[Task input Boundary: Start]
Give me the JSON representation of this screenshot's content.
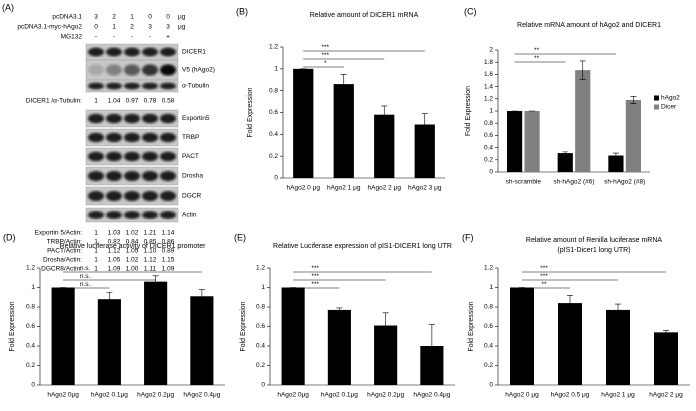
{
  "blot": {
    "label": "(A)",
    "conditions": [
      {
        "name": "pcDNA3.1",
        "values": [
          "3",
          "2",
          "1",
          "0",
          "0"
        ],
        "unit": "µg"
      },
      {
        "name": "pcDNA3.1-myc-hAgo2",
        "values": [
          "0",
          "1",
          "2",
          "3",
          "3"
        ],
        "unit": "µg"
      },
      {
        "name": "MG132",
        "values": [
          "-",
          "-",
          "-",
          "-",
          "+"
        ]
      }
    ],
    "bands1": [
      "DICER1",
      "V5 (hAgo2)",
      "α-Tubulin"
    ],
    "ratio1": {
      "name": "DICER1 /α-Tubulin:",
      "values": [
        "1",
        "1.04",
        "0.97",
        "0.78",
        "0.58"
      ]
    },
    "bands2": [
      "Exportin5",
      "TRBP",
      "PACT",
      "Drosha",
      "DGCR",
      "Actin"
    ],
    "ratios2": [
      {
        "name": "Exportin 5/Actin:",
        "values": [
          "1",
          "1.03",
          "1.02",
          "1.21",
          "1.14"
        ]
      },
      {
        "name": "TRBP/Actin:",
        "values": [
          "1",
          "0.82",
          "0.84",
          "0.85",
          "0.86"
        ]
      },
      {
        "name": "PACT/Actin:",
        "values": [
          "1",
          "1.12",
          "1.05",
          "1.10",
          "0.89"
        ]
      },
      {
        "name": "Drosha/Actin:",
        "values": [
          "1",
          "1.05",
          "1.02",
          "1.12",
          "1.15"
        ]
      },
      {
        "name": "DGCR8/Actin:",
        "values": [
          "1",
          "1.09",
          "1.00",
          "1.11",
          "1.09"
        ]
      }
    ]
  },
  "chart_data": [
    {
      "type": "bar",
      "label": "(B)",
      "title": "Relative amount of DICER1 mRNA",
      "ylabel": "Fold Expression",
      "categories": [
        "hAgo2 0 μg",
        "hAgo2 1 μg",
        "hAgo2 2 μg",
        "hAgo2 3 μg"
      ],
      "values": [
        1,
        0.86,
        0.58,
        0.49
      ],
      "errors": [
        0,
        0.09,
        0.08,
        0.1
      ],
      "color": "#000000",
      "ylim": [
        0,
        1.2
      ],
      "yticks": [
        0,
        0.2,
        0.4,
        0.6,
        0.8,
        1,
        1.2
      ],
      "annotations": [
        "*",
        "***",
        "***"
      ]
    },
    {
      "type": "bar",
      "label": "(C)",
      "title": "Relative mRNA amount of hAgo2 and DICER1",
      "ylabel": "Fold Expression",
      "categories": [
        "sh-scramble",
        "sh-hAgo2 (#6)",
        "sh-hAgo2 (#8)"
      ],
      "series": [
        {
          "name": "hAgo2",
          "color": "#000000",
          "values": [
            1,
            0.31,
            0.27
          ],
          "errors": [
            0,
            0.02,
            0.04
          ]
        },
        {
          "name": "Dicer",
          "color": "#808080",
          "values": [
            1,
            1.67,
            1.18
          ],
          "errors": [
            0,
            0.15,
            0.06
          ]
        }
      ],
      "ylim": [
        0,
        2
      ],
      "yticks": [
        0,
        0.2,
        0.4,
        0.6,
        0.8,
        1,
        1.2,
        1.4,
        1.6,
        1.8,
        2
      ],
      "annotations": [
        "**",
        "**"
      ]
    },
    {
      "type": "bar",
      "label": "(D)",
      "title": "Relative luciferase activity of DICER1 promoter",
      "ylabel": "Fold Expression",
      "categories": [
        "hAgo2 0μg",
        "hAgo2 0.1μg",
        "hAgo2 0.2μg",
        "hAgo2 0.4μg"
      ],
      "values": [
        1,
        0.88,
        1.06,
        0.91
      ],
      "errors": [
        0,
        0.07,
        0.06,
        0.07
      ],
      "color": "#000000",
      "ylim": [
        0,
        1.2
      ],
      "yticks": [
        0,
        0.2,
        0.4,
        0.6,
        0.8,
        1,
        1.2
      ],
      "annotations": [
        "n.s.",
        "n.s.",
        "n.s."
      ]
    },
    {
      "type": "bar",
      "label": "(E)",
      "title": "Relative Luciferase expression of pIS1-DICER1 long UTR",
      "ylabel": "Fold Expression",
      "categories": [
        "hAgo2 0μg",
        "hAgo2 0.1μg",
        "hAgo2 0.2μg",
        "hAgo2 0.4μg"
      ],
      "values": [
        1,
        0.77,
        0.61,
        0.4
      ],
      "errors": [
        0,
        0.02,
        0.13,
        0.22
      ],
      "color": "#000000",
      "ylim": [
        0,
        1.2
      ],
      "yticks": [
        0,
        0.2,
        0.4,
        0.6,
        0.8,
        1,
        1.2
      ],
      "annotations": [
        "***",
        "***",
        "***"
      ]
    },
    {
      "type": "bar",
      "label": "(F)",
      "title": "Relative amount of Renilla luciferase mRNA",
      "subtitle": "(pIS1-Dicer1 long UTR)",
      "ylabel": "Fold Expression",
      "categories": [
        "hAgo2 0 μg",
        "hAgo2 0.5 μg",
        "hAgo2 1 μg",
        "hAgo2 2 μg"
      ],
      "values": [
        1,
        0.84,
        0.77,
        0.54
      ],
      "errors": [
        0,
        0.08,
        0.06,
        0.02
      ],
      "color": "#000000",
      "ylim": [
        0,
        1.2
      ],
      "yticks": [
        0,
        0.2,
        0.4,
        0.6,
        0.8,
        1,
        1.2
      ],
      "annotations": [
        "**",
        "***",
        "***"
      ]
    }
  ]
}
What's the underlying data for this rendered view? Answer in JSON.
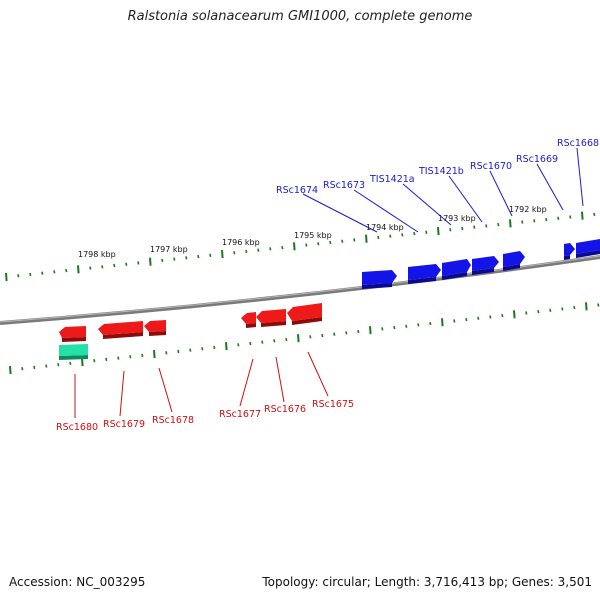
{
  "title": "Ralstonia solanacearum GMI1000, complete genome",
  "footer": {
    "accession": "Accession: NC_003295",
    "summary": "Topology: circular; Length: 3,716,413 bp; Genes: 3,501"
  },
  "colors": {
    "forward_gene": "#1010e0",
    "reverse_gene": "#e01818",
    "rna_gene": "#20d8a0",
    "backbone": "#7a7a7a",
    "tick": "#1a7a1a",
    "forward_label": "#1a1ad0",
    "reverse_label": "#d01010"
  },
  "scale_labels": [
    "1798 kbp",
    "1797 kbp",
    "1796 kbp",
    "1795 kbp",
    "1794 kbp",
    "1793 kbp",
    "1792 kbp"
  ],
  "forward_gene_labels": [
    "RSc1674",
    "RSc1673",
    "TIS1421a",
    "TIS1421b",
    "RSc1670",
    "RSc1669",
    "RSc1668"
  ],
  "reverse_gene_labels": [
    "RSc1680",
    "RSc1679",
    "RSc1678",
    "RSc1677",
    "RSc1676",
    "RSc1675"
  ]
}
[Task input Boundary: End]
[Task input Boundary: Start]
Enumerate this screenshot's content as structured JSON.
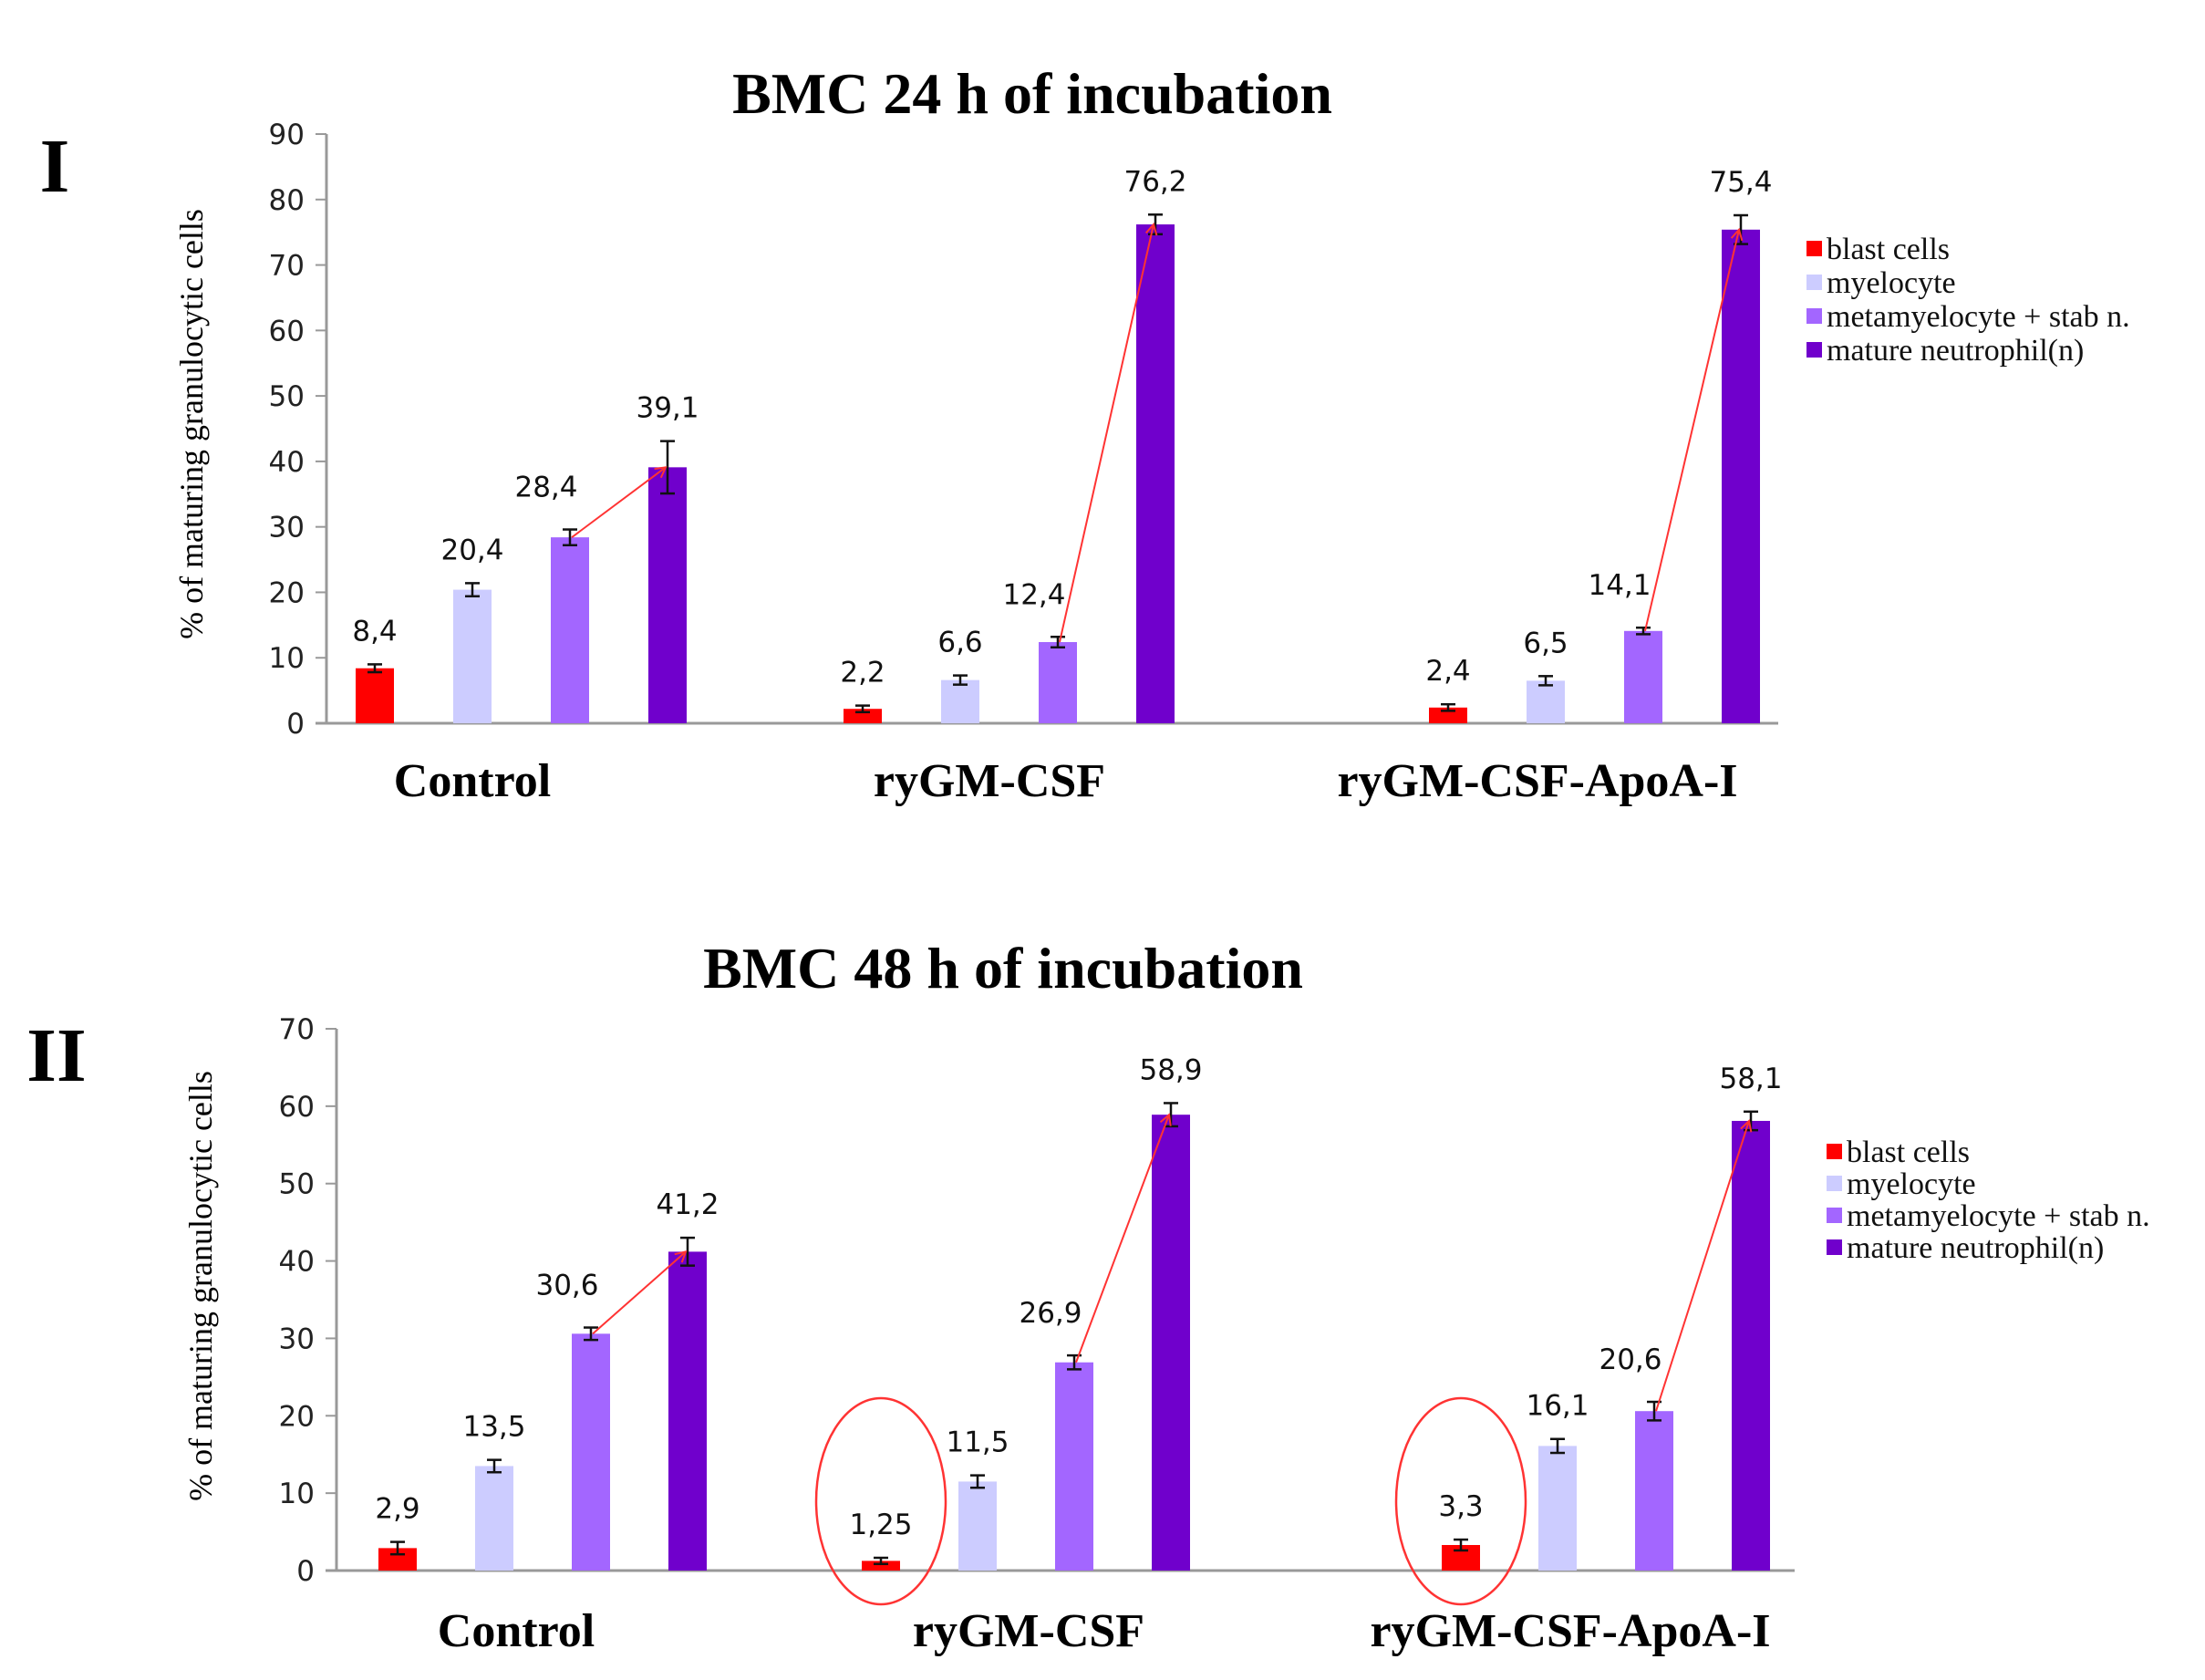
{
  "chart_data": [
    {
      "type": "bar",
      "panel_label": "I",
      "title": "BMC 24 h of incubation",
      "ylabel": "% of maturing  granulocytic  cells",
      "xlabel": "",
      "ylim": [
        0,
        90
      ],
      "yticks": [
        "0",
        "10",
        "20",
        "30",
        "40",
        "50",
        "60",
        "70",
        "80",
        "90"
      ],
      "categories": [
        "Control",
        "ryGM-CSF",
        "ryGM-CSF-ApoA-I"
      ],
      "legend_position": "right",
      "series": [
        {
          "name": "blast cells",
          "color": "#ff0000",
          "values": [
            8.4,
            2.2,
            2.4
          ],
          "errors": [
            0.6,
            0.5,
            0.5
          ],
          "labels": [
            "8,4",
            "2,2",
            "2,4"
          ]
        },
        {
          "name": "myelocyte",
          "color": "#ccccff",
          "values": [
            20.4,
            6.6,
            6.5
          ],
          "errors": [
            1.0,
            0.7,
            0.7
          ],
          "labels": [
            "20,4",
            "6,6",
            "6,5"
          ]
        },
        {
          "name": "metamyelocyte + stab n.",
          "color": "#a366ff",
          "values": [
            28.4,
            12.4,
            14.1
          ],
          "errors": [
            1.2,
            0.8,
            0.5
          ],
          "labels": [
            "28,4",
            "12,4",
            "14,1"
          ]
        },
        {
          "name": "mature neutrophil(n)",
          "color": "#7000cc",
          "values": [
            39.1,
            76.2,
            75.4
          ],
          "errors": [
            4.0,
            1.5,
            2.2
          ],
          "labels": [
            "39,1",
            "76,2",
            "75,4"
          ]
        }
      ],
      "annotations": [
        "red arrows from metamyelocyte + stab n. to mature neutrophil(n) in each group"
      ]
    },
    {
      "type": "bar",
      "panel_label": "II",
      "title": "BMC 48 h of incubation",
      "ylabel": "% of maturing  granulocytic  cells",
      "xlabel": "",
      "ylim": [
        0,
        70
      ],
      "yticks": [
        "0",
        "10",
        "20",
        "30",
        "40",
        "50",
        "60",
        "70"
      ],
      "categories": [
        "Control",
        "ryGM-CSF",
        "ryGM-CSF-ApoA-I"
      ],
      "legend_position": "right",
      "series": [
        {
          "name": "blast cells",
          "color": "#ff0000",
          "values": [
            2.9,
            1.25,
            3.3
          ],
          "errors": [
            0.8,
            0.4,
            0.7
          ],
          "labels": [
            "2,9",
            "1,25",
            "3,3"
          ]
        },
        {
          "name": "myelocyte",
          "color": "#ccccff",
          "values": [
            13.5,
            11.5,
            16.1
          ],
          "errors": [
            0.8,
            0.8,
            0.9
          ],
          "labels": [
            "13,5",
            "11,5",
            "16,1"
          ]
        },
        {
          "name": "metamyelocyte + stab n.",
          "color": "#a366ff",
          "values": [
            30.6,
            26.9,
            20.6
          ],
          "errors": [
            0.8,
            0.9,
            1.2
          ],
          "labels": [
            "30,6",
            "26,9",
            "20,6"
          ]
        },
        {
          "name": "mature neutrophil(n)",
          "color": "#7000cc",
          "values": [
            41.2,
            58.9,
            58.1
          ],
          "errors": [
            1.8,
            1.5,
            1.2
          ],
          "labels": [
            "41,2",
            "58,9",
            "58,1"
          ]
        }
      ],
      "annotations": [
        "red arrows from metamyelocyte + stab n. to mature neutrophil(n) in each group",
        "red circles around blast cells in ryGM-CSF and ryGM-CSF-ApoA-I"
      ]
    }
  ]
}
[Task input Boundary: End]
# Problem to work on
Search the entries for "mRNA" and copy each matching line.

# Solved exercise
      "title": "Relative amount of DICER1 mRNA",
      "title": "Relative mRNA amount of hAgo2 and DICER1",
      "title": "Relative amount of Renilla luciferase mRNA",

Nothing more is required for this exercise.